Goal of the exercise:
Would you repeat the listing exactly but omit every picture?

Begin Excerpted records

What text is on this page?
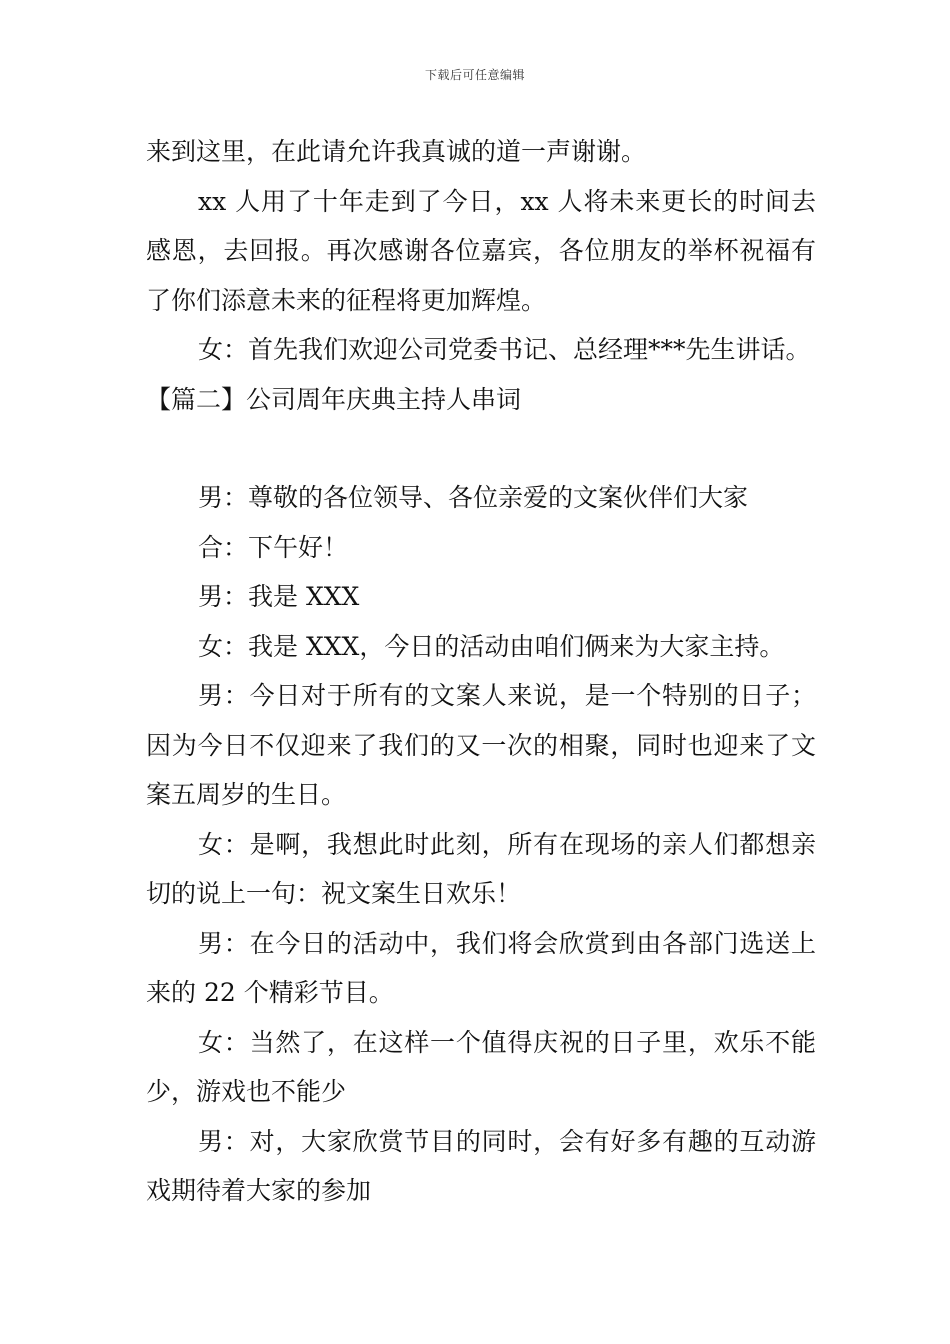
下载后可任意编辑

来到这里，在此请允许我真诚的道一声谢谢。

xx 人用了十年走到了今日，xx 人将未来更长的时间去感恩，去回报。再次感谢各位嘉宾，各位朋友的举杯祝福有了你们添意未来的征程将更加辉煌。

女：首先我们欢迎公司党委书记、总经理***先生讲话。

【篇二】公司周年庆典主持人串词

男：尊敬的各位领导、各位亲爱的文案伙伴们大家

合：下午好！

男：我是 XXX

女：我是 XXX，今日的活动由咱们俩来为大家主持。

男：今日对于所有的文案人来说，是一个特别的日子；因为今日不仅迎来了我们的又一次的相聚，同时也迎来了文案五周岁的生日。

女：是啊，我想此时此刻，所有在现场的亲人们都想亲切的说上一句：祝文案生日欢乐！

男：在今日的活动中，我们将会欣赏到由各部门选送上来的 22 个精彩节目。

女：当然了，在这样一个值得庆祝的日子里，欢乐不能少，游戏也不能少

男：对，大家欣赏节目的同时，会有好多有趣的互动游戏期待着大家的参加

End Excerpted records

Response:
What text is on this page?
下载后可任意编辑

来到这里，在此请允许我真诚的道一声谢谢。

xx 人用了十年走到了今日，xx 人将未来更长的时间去感恩，去回报。再次感谢各位嘉宾，各位朋友的举杯祝福有了你们添意未来的征程将更加辉煌。

女：首先我们欢迎公司党委书记、总经理***先生讲话。

【篇二】公司周年庆典主持人串词

男：尊敬的各位领导、各位亲爱的文案伙伴们大家

合：下午好！

男：我是 XXX

女：我是 XXX，今日的活动由咱们俩来为大家主持。

男：今日对于所有的文案人来说，是一个特别的日子；因为今日不仅迎来了我们的又一次的相聚，同时也迎来了文案五周岁的生日。

女：是啊，我想此时此刻，所有在现场的亲人们都想亲切的说上一句：祝文案生日欢乐！

男：在今日的活动中，我们将会欣赏到由各部门选送上来的 22 个精彩节目。

女：当然了，在这样一个值得庆祝的日子里，欢乐不能少，游戏也不能少

男：对，大家欣赏节目的同时，会有好多有趣的互动游戏期待着大家的参加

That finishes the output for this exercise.